### WHAT IS REQUIRED
Please switch every "pressure-axis-tick-label" in these lines to "pressure-tick-label" and keep everything else the same. Leave the pictures out of your answer.

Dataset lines

[BEGIN]

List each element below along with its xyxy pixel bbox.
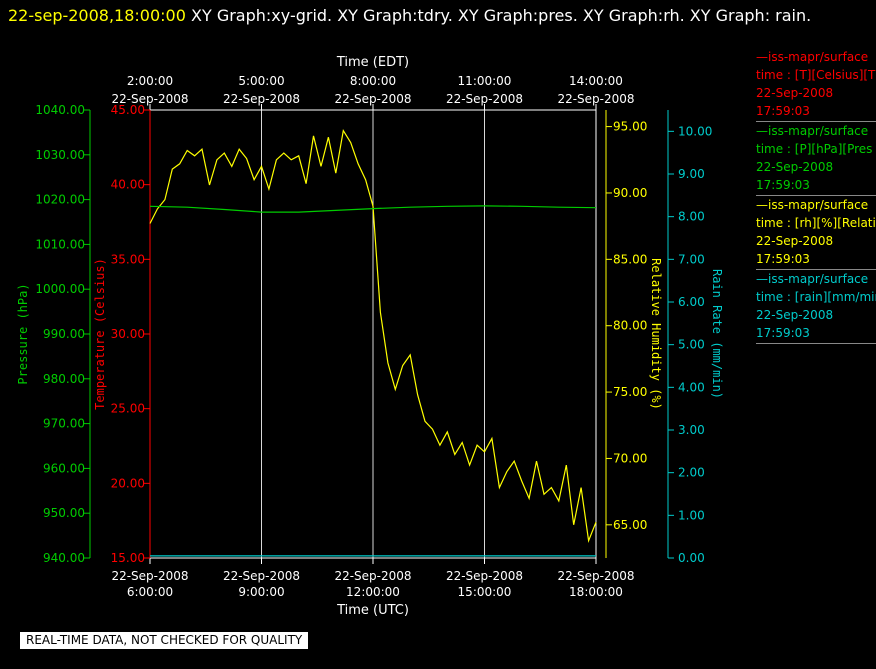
pressure-axis-tick-label: 1000.00 <box>35 282 85 296</box>
temperature-axis-label: Temperature (Celsius) <box>93 258 107 410</box>
legend-date: 22-Sep-2008 <box>756 86 834 100</box>
pressure-axis-tick-label: 950.00 <box>43 506 85 520</box>
pressure-axis-tick-label: 980.00 <box>43 372 85 386</box>
x-bottom-tick-time: 12:00:00 <box>346 585 400 599</box>
legend-date: 22-Sep-2008 <box>756 160 834 174</box>
x-bottom-tick-time: 9:00:00 <box>238 585 284 599</box>
legend-time: 17:59:03 <box>756 178 810 192</box>
rain-axis-tick-label: 8.00 <box>678 210 705 224</box>
humidity-axis-tick-label: 75.00 <box>613 385 647 399</box>
pressure-axis-label: Pressure (hPa) <box>16 283 30 384</box>
legend-time: 17:59:03 <box>756 104 810 118</box>
humidity-axis-tick-label: 85.00 <box>613 252 647 266</box>
legend-entry-temperature: —iss-mapr/surface time : [T][Celsius][T … <box>756 48 876 122</box>
legend-date: 22-Sep-2008 <box>756 234 834 248</box>
legend-line: —iss-mapr/surface <box>756 50 869 64</box>
legend: —iss-mapr/surface time : [T][Celsius][T … <box>756 48 876 344</box>
grid-lines <box>261 110 485 558</box>
x-bottom-tick-date: 22-Sep-2008 <box>446 569 523 583</box>
legend-time: 17:59:03 <box>756 326 810 340</box>
pressure-axis-tick-label: 1040.00 <box>35 103 85 117</box>
temperature-axis-tick-label: 35.00 <box>111 252 145 266</box>
window-title: 22-sep-2008,18:00:00 XY Graph:xy-grid. X… <box>8 3 868 29</box>
x-top-tick-time: 8:00:00 <box>350 74 396 88</box>
x-top-tick-date: 22-Sep-2008 <box>223 92 300 106</box>
quality-notice: REAL-TIME DATA, NOT CHECKED FOR QUALITY <box>20 632 309 649</box>
rain-axis-tick-label: 9.00 <box>678 167 705 181</box>
rain-axis-tick-label: 10.00 <box>678 124 712 138</box>
humidity-axis-tick-label: 90.00 <box>613 186 647 200</box>
rain-axis-tick-label: 6.00 <box>678 295 705 309</box>
pressure-axis-tick-label: 990.00 <box>43 327 85 341</box>
legend-line: —iss-mapr/surface <box>756 124 869 138</box>
temperature-axis-tick-label: 25.00 <box>111 402 145 416</box>
rain-axis-tick-label: 3.00 <box>678 423 705 437</box>
x-top-tick-date: 22-Sep-2008 <box>446 92 523 106</box>
x-bottom-tick-date: 22-Sep-2008 <box>557 569 634 583</box>
rain-axis-tick-label: 7.00 <box>678 252 705 266</box>
x-bottom-tick-time: 6:00:00 <box>127 585 173 599</box>
legend-unit: time : [rain][mm/min <box>756 290 876 304</box>
legend-date: 22-Sep-2008 <box>756 308 834 322</box>
x-bottom-tick-date: 22-Sep-2008 <box>111 569 188 583</box>
temperature-axis-tick-label: 45.00 <box>111 103 145 117</box>
title-graphs: XY Graph:xy-grid. XY Graph:tdry. XY Grap… <box>185 6 812 25</box>
series-lines <box>149 128 597 557</box>
legend-unit: time : [T][Celsius][T <box>756 68 876 82</box>
temperature-axis-tick-label: 40.00 <box>111 178 145 192</box>
rain-axis-tick-label: 1.00 <box>678 508 705 522</box>
axes: 22-Sep-2008 6:00:00 22-Sep-2008 9:00:00 22-S… <box>35 74 712 599</box>
x-top-tick-time: 5:00:00 <box>238 74 284 88</box>
series-line-pres <box>149 205 597 213</box>
humidity-axis-label: Relative Humidity (%) <box>649 258 663 410</box>
humidity-axis-tick-label: 80.00 <box>613 319 647 333</box>
x-top-tick-time: 2:00:00 <box>127 74 173 88</box>
humidity-axis-tick-label: 95.00 <box>613 120 647 134</box>
rain-axis-tick-label: 2.00 <box>678 466 705 480</box>
x-top-tick-date: 22-Sep-2008 <box>111 92 188 106</box>
legend-unit: time : [rh][%][Relati <box>756 216 876 230</box>
x-top-tick-time: 11:00:00 <box>458 74 512 88</box>
pressure-axis-tick-label: 940.00 <box>43 551 85 565</box>
temperature-axis-tick-label: 30.00 <box>111 327 145 341</box>
pressure-axis-tick-label: 1020.00 <box>35 193 85 207</box>
pressure-axis-tick-label: 1030.00 <box>35 148 85 162</box>
x-bottom-tick-date: 22-Sep-2008 <box>223 569 300 583</box>
temperature-axis-tick-label: 20.00 <box>111 476 145 490</box>
pressure-axis-tick-label: 960.00 <box>43 461 85 475</box>
legend-entry-humidity: —iss-mapr/surface time : [rh][%][Relati … <box>756 196 876 270</box>
rain-axis-tick-label: 5.00 <box>678 338 705 352</box>
legend-line: —iss-mapr/surface <box>756 272 869 286</box>
x-bottom-tick-time: 15:00:00 <box>458 585 512 599</box>
x-top-tick-date: 22-Sep-2008 <box>557 92 634 106</box>
pressure-axis-tick-label: 1010.00 <box>35 237 85 251</box>
rain-axis-tick-label: 0.00 <box>678 551 705 565</box>
legend-unit: time : [P][hPa][Pres <box>756 142 873 156</box>
rain-axis-tick-label: 4.00 <box>678 380 705 394</box>
x-top-tick-time: 14:00:00 <box>569 74 623 88</box>
temperature-axis-tick-label: 15.00 <box>111 551 145 565</box>
legend-entry-rain: —iss-mapr/surface time : [rain][mm/min 2… <box>756 270 876 344</box>
x-bottom-tick-time: 18:00:00 <box>569 585 623 599</box>
title-timestamp: 22-sep-2008,18:00:00 <box>8 6 186 25</box>
x-bottom-axis-label: Time (UTC) <box>336 603 409 618</box>
humidity-axis-tick-label: 65.00 <box>613 518 647 532</box>
x-top-tick-date: 22-Sep-2008 <box>334 92 411 106</box>
rain-axis-label: Rain Rate (mm/min) <box>710 269 724 399</box>
legend-time: 17:59:03 <box>756 252 810 266</box>
x-bottom-tick-date: 22-Sep-2008 <box>334 569 411 583</box>
legend-line: —iss-mapr/surface <box>756 198 869 212</box>
series-line-rh <box>149 128 597 544</box>
pressure-axis-tick-label: 970.00 <box>43 417 85 431</box>
humidity-axis-tick-label: 70.00 <box>613 451 647 465</box>
legend-entry-pressure: —iss-mapr/surface time : [P][hPa][Pres 2… <box>756 122 876 196</box>
x-top-axis-label: Time (EDT) <box>336 55 409 70</box>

[END]

### TASK ANSWER
List each element below along with its xyxy pixel bbox.
pressure-tick-label: 1000.00 <box>35 282 85 296</box>
temperature-axis-label: Temperature (Celsius) <box>93 258 107 410</box>
legend-date: 22-Sep-2008 <box>756 86 834 100</box>
pressure-tick-label: 950.00 <box>43 506 85 520</box>
pressure-tick-label: 980.00 <box>43 372 85 386</box>
x-bottom-tick-time: 12:00:00 <box>346 585 400 599</box>
legend-date: 22-Sep-2008 <box>756 160 834 174</box>
x-bottom-tick-time: 9:00:00 <box>238 585 284 599</box>
legend-time: 17:59:03 <box>756 178 810 192</box>
rain-axis-tick-label: 8.00 <box>678 210 705 224</box>
humidity-axis-tick-label: 75.00 <box>613 385 647 399</box>
pressure-axis-label: Pressure (hPa) <box>16 283 30 384</box>
legend-time: 17:59:03 <box>756 104 810 118</box>
humidity-axis-tick-label: 85.00 <box>613 252 647 266</box>
legend-entry-temperature: —iss-mapr/surface time : [T][Celsius][T … <box>756 48 876 122</box>
legend-date: 22-Sep-2008 <box>756 234 834 248</box>
legend-line: —iss-mapr/surface <box>756 50 869 64</box>
legend: —iss-mapr/surface time : [T][Celsius][T … <box>756 48 876 344</box>
grid-lines <box>261 110 485 558</box>
x-bottom-tick-date: 22-Sep-2008 <box>446 569 523 583</box>
legend-time: 17:59:03 <box>756 326 810 340</box>
pressure-tick-label: 1040.00 <box>35 103 85 117</box>
temperature-axis-tick-label: 35.00 <box>111 252 145 266</box>
window-title: 22-sep-2008,18:00:00 XY Graph:xy-grid. X… <box>8 3 868 29</box>
x-top-tick-time: 8:00:00 <box>350 74 396 88</box>
x-top-tick-date: 22-Sep-2008 <box>223 92 300 106</box>
quality-notice: REAL-TIME DATA, NOT CHECKED FOR QUALITY <box>20 632 309 649</box>
rain-axis-tick-label: 9.00 <box>678 167 705 181</box>
rain-axis-tick-label: 10.00 <box>678 124 712 138</box>
humidity-axis-tick-label: 90.00 <box>613 186 647 200</box>
rain-axis-tick-label: 6.00 <box>678 295 705 309</box>
pressure-tick-label: 990.00 <box>43 327 85 341</box>
legend-line: —iss-mapr/surface <box>756 124 869 138</box>
temperature-axis-tick-label: 25.00 <box>111 402 145 416</box>
rain-axis-tick-label: 3.00 <box>678 423 705 437</box>
x-top-tick-date: 22-Sep-2008 <box>446 92 523 106</box>
x-bottom-tick-date: 22-Sep-2008 <box>557 569 634 583</box>
rain-axis-tick-label: 7.00 <box>678 252 705 266</box>
x-bottom-tick-time: 6:00:00 <box>127 585 173 599</box>
legend-unit: time : [rain][mm/min <box>756 290 876 304</box>
legend-date: 22-Sep-2008 <box>756 308 834 322</box>
x-bottom-tick-date: 22-Sep-2008 <box>111 569 188 583</box>
temperature-axis-tick-label: 45.00 <box>111 103 145 117</box>
title-graphs: XY Graph:xy-grid. XY Graph:tdry. XY Grap… <box>185 6 812 25</box>
series-lines <box>149 128 597 557</box>
legend-unit: time : [T][Celsius][T <box>756 68 876 82</box>
temperature-axis-tick-label: 40.00 <box>111 178 145 192</box>
rain-axis-tick-label: 1.00 <box>678 508 705 522</box>
axes: 22-Sep-2008 6:00:00 22-Sep-2008 9:00:00 22-S… <box>35 74 712 599</box>
x-top-tick-time: 5:00:00 <box>238 74 284 88</box>
series-line-pres <box>149 205 597 213</box>
humidity-axis-label: Relative Humidity (%) <box>649 258 663 410</box>
humidity-axis-tick-label: 80.00 <box>613 319 647 333</box>
x-top-tick-time: 2:00:00 <box>127 74 173 88</box>
humidity-axis-tick-label: 95.00 <box>613 120 647 134</box>
rain-axis-tick-label: 2.00 <box>678 466 705 480</box>
x-top-tick-date: 22-Sep-2008 <box>111 92 188 106</box>
legend-unit: time : [rh][%][Relati <box>756 216 876 230</box>
x-top-tick-time: 11:00:00 <box>458 74 512 88</box>
pressure-tick-label: 940.00 <box>43 551 85 565</box>
temperature-axis-tick-label: 30.00 <box>111 327 145 341</box>
pressure-tick-label: 1020.00 <box>35 193 85 207</box>
pressure-tick-label: 1030.00 <box>35 148 85 162</box>
x-bottom-tick-date: 22-Sep-2008 <box>223 569 300 583</box>
temperature-axis-tick-label: 20.00 <box>111 476 145 490</box>
pressure-tick-label: 960.00 <box>43 461 85 475</box>
legend-entry-humidity: —iss-mapr/surface time : [rh][%][Relati … <box>756 196 876 270</box>
rain-axis-tick-label: 5.00 <box>678 338 705 352</box>
legend-line: —iss-mapr/surface <box>756 272 869 286</box>
x-bottom-tick-time: 15:00:00 <box>458 585 512 599</box>
x-top-tick-date: 22-Sep-2008 <box>557 92 634 106</box>
pressure-tick-label: 1010.00 <box>35 237 85 251</box>
rain-axis-tick-label: 0.00 <box>678 551 705 565</box>
legend-unit: time : [P][hPa][Pres <box>756 142 873 156</box>
rain-axis-tick-label: 4.00 <box>678 380 705 394</box>
x-top-tick-time: 14:00:00 <box>569 74 623 88</box>
temperature-axis-tick-label: 15.00 <box>111 551 145 565</box>
legend-entry-rain: —iss-mapr/surface time : [rain][mm/min 2… <box>756 270 876 344</box>
x-bottom-tick-time: 18:00:00 <box>569 585 623 599</box>
title-timestamp: 22-sep-2008,18:00:00 <box>8 6 186 25</box>
x-bottom-axis-label: Time (UTC) <box>336 603 409 618</box>
humidity-axis-tick-label: 65.00 <box>613 518 647 532</box>
x-top-tick-date: 22-Sep-2008 <box>334 92 411 106</box>
rain-axis-label: Rain Rate (mm/min) <box>710 269 724 399</box>
legend-time: 17:59:03 <box>756 252 810 266</box>
x-bottom-tick-date: 22-Sep-2008 <box>334 569 411 583</box>
legend-line: —iss-mapr/surface <box>756 198 869 212</box>
series-line-rh <box>149 128 597 544</box>
pressure-tick-label: 970.00 <box>43 417 85 431</box>
humidity-axis-tick-label: 70.00 <box>613 451 647 465</box>
legend-entry-pressure: —iss-mapr/surface time : [P][hPa][Pres 2… <box>756 122 876 196</box>
x-top-axis-label: Time (EDT) <box>336 55 409 70</box>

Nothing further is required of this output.